# Material for this exercise start

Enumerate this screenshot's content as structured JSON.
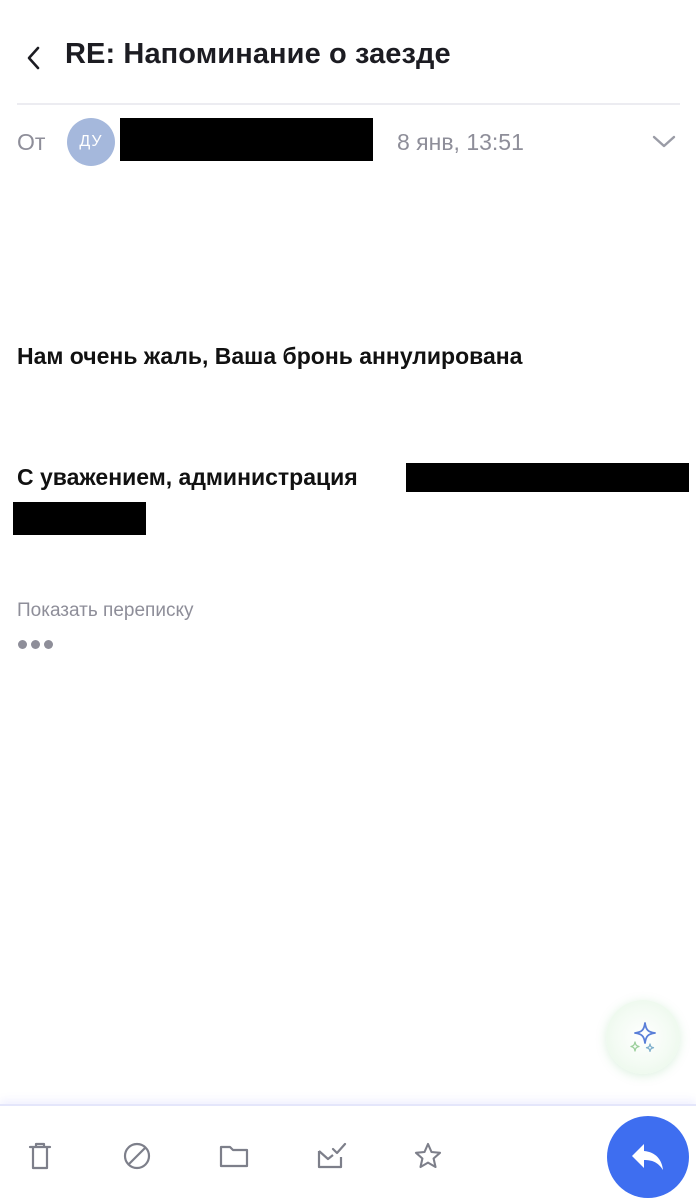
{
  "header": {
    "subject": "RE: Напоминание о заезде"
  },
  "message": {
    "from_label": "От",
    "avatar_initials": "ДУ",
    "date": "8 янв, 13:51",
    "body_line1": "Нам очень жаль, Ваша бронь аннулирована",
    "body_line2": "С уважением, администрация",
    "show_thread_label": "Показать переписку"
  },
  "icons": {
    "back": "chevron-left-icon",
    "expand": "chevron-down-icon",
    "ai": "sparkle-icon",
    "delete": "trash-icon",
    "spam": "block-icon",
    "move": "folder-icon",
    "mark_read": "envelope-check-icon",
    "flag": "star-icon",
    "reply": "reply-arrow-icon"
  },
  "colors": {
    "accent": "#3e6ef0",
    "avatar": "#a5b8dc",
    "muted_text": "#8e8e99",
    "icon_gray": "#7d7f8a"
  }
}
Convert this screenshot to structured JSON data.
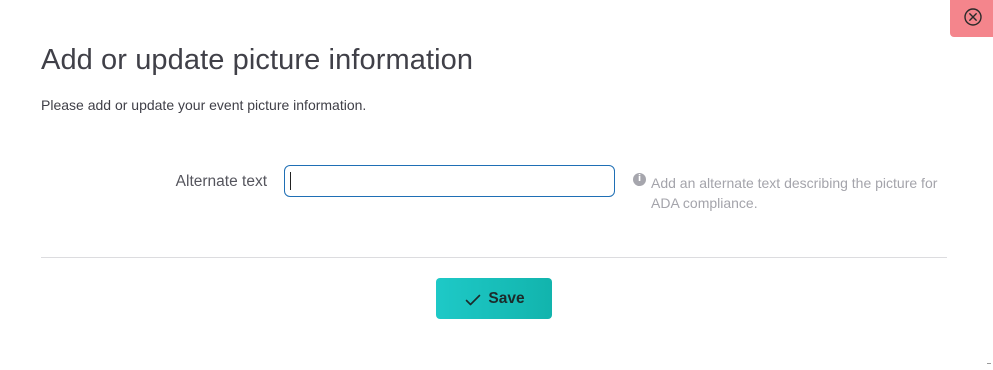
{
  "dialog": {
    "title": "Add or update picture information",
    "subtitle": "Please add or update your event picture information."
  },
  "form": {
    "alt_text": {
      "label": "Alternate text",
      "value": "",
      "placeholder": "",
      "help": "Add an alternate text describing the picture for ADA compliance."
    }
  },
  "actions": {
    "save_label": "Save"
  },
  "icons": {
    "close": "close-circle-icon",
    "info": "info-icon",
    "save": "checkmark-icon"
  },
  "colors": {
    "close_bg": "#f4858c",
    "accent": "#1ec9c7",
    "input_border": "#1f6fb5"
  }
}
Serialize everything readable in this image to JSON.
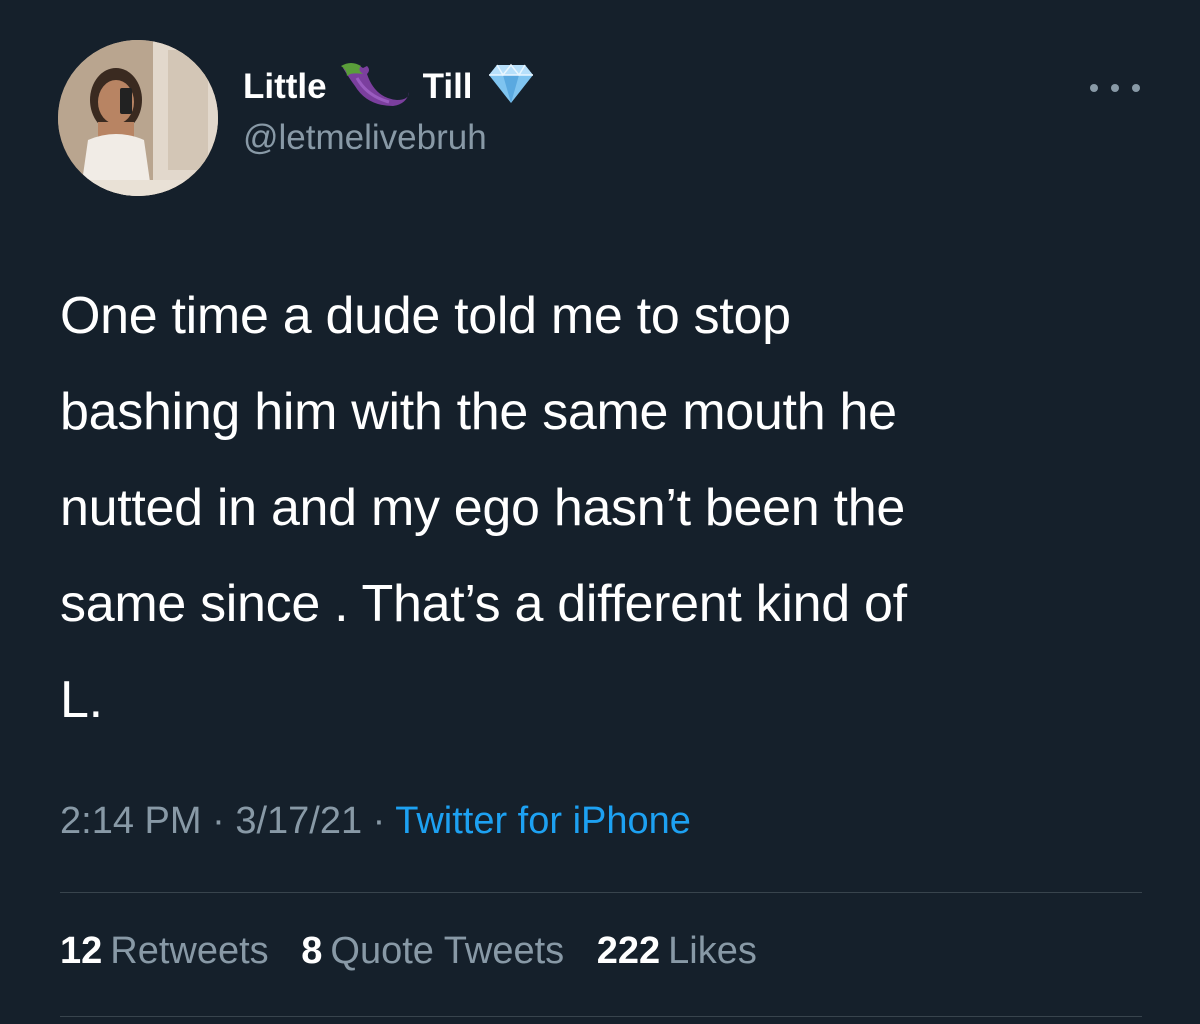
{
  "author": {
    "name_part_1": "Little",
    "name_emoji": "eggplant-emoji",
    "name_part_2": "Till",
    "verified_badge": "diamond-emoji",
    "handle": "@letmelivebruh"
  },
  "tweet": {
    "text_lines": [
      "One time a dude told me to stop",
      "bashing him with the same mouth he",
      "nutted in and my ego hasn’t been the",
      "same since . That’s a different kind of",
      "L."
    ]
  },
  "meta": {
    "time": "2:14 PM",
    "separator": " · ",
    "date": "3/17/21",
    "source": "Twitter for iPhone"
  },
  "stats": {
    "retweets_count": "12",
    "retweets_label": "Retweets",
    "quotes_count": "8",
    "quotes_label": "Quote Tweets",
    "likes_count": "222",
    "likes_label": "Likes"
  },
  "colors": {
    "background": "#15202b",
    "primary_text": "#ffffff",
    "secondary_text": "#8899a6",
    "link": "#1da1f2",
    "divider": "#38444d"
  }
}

# Material for this exercise end
# Material for this exercise start

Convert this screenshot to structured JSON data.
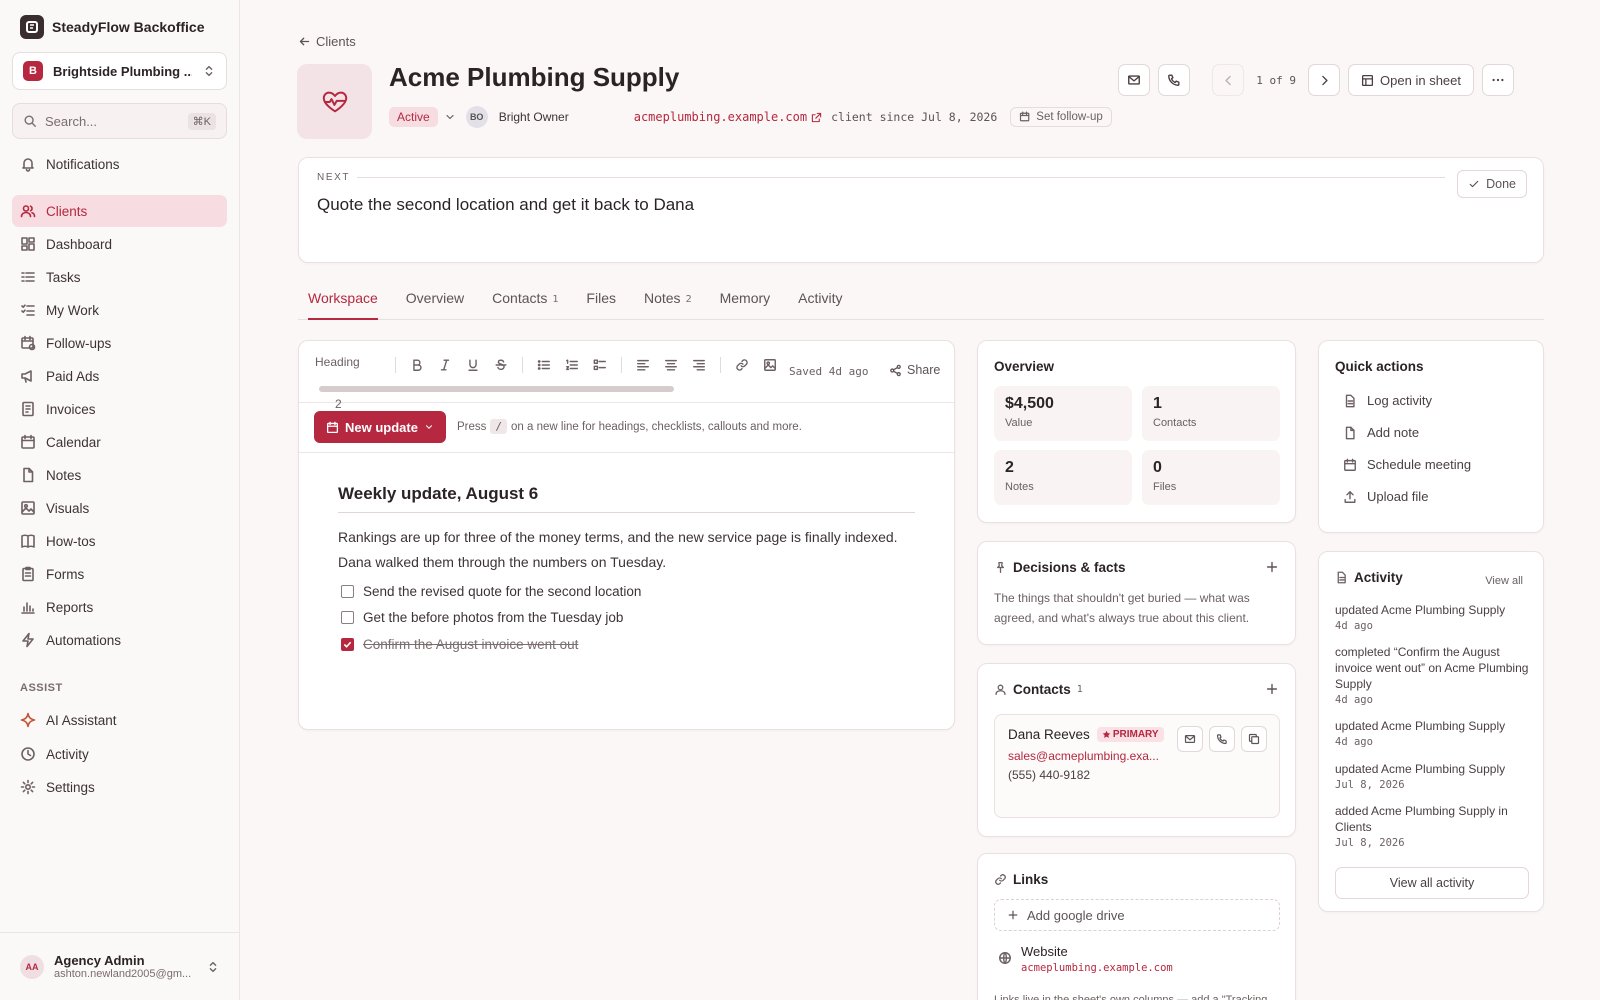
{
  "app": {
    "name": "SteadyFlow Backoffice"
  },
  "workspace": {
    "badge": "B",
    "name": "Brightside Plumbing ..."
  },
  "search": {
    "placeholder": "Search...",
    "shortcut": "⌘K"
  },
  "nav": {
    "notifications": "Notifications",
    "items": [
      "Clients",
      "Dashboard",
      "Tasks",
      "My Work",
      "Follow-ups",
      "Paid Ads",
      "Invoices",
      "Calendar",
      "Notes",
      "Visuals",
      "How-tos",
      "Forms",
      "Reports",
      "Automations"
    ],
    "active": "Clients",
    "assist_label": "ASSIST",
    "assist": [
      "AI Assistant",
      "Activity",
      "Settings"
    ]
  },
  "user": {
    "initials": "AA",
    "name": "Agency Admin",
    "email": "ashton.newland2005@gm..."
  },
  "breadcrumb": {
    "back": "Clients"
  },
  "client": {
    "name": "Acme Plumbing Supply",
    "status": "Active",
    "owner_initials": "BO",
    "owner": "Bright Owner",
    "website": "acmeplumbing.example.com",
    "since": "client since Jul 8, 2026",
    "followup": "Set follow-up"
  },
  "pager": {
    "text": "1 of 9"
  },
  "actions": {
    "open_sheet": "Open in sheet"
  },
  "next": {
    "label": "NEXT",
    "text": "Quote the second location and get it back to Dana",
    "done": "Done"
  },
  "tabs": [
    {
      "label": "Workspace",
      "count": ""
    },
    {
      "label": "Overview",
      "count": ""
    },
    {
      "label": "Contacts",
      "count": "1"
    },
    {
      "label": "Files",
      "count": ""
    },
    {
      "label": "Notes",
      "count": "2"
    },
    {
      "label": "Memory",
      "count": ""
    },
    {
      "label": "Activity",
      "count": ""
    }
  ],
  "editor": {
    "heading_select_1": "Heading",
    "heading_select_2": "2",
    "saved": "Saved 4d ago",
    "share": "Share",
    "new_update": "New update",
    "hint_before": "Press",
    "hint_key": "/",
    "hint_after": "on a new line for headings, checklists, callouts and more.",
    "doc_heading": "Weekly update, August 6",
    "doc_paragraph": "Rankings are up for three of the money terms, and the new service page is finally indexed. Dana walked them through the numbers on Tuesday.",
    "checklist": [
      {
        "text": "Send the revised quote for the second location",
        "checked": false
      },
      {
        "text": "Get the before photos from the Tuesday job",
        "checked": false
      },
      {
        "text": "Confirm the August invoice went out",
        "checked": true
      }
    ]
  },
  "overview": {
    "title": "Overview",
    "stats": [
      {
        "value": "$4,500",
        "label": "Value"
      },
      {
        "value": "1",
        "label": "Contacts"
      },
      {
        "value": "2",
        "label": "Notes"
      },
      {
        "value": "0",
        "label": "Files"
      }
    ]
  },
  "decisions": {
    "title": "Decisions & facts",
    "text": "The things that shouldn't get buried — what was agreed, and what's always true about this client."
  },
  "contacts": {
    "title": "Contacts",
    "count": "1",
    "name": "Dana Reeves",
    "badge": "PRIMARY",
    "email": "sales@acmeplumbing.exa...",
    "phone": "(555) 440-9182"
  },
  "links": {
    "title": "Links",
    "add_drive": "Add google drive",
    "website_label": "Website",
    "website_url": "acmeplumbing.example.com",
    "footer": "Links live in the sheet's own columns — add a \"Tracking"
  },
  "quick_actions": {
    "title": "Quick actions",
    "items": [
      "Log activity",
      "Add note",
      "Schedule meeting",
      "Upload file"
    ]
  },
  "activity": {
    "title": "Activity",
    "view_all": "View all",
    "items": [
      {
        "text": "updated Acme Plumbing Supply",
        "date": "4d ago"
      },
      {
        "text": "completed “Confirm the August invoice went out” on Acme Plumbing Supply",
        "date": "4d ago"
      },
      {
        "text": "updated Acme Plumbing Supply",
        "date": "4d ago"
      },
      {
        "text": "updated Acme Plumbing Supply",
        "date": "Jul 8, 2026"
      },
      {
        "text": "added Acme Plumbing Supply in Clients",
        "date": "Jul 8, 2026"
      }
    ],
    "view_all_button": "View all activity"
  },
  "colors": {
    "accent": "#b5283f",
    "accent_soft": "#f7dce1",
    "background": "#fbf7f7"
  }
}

# Material for this exercise end

**Problem requirements:** Write out every line of the listing that holds the word "sheet".

**Answer to the problem:**
    "open_sheet": "Open in sheet"
    "footer": "Links live in the sheet's own columns — add a \"Tracking"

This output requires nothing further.